[Saved data entries]
-- begin --

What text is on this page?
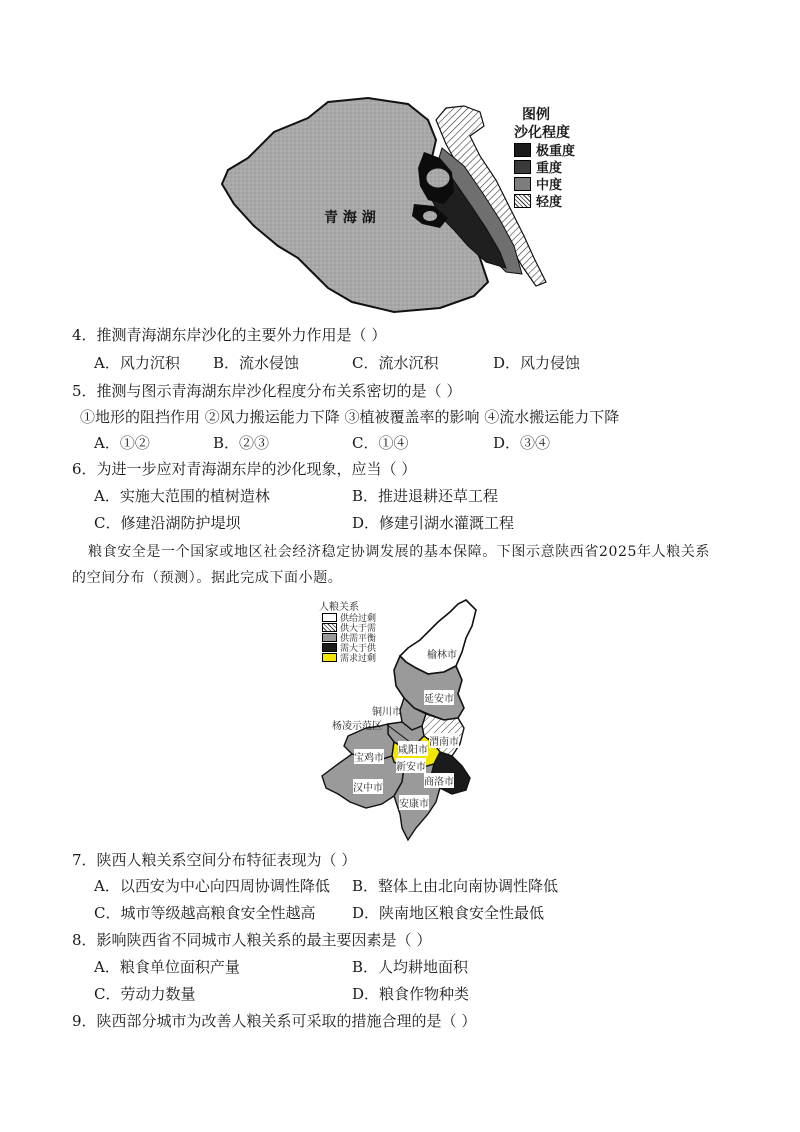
青 海 湖
图例
沙化程度
极重度
重度
中度
轻度
4．推测青海湖东岸沙化的主要外力作用是（ ）
A．风力沉积 B．流水侵蚀	C．流水沉积	D．风力侵蚀
5．推测与图示青海湖东岸沙化程度分布关系密切的是（ ）
①地形的阻挡作用 ②风力搬运能力下降 ③植被覆盖率的影响 ④流水搬运能力下降
A．①②	B．②③	C．①④	D．③④
6．为进一步应对青海湖东岸的沙化现象，应当（ ）
A．实施大范围的植树造林	B．推进退耕还草工程
C．修建沿湖防护堤坝	D．修建引湖水灌溉工程
粮食安全是一个国家或地区社会经济稳定协调发展的基本保障。下图示意陕西省2025年人粮关系
的空间分布（预测）。据此完成下面小题。
人粮关系
供给过剩
供大于需
供需平衡
需大于供
需求过剩	榆林市
延安市
铜川市
杨凌示范区
渭南市
咸阳市
宝鸡市
新安市
商洛市
汉中市
安康市
7．陕西人粮关系空间分布特征表现为（ ）
A．以西安为中心向四周协调性降低 B．整体上由北向南协调性降低
C．城市等级越高粮食安全性越高 D．陕南地区粮食安全性最低
8．影响陕西省不同城市人粮关系的最主要因素是（ ）
A．粮食单位面积产量	B．人均耕地面积
C．劳动力数量	D．粮食作物种类
9．陕西部分城市为改善人粮关系可采取的措施合理的是（ ）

-- end --

Copy each line above precisely, dropping the pictures.

What text is on this page?
青 海 湖
图例
沙化程度
极重度
重度
中度
轻度
4．推测青海湖东岸沙化的主要外力作用是（ ）
A．风力沉积 B．流水侵蚀	C．流水沉积	D．风力侵蚀
5．推测与图示青海湖东岸沙化程度分布关系密切的是（ ）
①地形的阻挡作用 ②风力搬运能力下降 ③植被覆盖率的影响 ④流水搬运能力下降
A．①②	B．②③	C．①④	D．③④
6．为进一步应对青海湖东岸的沙化现象，应当（ ）
A．实施大范围的植树造林	B．推进退耕还草工程
C．修建沿湖防护堤坝	D．修建引湖水灌溉工程
粮食安全是一个国家或地区社会经济稳定协调发展的基本保障。下图示意陕西省2025年人粮关系
的空间分布（预测）。据此完成下面小题。
人粮关系
供给过剩
供大于需
供需平衡
需大于供
需求过剩	榆林市
延安市
铜川市
杨凌示范区
渭南市
咸阳市
宝鸡市
新安市
商洛市
汉中市
安康市
7．陕西人粮关系空间分布特征表现为（ ）
A．以西安为中心向四周协调性降低 B．整体上由北向南协调性降低
C．城市等级越高粮食安全性越高 D．陕南地区粮食安全性最低
8．影响陕西省不同城市人粮关系的最主要因素是（ ）
A．粮食单位面积产量	B．人均耕地面积
C．劳动力数量	D．粮食作物种类
9．陕西部分城市为改善人粮关系可采取的措施合理的是（ ）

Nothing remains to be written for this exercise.